• [The request]
Say the number of lines containing the string "high", and say nothing else.

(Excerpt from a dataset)
· · ·

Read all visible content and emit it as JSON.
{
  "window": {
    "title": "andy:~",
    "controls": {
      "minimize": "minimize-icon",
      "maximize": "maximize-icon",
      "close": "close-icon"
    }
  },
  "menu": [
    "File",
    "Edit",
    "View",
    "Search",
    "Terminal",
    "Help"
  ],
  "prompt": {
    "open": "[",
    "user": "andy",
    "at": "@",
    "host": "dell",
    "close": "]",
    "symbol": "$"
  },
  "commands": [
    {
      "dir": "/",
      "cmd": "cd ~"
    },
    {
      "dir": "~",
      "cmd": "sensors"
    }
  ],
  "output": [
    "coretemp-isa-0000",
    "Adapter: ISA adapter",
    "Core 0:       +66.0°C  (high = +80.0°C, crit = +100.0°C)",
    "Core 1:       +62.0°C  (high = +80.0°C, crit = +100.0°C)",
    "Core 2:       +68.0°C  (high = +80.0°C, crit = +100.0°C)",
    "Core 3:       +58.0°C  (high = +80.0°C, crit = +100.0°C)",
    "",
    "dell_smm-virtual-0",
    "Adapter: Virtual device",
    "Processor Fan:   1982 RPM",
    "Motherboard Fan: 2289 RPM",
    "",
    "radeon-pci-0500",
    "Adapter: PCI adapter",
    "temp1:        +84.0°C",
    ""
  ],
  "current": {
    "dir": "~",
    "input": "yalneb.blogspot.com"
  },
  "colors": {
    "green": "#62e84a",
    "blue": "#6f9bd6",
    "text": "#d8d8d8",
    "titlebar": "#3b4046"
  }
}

· · ·

• [Solution]
4